一般来说,天文学家倾向于研究宇宙中最大的物质,而粒子物理学家则研究最小的物质。
But over the last few years, astronomers have done more and more research on a certain prediction made by string theory --
但在过去的几年里,天文学家们对弦理论做出的预测做了越来越多的研究
one of the most popular unproved ideas in all of physics.
弦理论是物理学中最流行的未经证实的观点之一。
And let’s just say their results haven’t been very encouraging so far.
我们只能说研究结果不尽如人意。
The hope was that this might change after a new study from NASA’s Chandra X-Ray Observatory,
希望美国宇航局钱德拉X射线天文台的一项新研究能够改变这一点,
which tried to find evidence for string theory using galaxy collisions.
他们试图利用星系碰撞来寻找弦理论的证据。
But so far, things aren’t looking promising.
但到目前为止,情况看起来并不乐观。
This new study was published last month in The Astrophysical Journal, and it has three key pieces.
上个月,这项新研究发表在《天体物理学杂志》上,它有三个关键部分。
There’s the string theory. There’s the astronomy.

◆ 题目详情 ◆
根据阅读文段,美国宇航局钱德拉X射线天文台的新研究试图借助什么来寻找弦理论的证据?

◆ 资料列表 ◆
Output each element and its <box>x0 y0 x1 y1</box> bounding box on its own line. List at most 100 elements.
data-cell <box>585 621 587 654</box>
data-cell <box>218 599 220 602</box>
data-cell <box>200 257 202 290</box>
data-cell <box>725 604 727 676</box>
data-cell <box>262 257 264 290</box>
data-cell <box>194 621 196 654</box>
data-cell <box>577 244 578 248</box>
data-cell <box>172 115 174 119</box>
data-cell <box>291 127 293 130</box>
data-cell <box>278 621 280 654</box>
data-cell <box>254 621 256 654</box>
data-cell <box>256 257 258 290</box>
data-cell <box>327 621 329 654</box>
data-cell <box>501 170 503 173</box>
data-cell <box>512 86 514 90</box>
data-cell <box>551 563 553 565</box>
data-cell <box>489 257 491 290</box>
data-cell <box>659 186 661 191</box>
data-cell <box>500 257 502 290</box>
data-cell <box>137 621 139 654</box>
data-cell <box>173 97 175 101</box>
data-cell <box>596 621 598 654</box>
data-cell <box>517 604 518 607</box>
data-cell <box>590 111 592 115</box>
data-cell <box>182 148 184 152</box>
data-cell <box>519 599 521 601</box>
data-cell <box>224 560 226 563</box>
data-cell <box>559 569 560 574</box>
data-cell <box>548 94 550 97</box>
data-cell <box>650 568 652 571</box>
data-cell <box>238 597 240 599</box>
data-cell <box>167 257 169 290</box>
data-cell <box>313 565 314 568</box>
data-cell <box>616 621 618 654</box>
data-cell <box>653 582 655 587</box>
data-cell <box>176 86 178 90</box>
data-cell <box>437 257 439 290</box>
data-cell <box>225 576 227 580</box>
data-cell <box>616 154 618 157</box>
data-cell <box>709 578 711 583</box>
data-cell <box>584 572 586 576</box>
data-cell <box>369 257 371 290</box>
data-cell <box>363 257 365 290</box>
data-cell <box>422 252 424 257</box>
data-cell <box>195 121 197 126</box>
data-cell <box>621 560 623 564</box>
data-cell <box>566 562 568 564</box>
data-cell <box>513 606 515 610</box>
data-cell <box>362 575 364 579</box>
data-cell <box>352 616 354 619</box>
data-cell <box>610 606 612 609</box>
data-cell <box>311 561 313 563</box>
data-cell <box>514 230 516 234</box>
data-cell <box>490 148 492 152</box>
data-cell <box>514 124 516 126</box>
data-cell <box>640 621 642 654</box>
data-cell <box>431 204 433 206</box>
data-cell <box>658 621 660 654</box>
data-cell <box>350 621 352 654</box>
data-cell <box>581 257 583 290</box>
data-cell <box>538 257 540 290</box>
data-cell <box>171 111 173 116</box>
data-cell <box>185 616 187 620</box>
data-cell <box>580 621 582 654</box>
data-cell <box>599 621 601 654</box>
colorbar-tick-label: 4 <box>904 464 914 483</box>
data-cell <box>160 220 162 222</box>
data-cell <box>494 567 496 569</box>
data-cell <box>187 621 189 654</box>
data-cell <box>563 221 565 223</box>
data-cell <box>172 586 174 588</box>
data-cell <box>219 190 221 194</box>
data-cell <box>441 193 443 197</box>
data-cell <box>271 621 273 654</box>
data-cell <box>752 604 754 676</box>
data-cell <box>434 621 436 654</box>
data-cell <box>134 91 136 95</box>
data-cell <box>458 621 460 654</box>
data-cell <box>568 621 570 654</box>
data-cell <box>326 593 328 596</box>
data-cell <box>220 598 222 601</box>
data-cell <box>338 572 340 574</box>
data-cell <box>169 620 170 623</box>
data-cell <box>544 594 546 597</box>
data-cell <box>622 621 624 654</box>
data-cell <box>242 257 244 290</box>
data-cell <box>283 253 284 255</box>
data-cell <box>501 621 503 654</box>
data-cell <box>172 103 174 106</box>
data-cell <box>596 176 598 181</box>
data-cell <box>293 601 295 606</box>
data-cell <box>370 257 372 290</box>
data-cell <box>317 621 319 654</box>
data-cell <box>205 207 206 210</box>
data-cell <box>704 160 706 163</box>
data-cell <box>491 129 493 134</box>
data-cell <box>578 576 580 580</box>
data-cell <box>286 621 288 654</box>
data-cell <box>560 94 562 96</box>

◆ 最终答案 ◆
借助星系碰撞。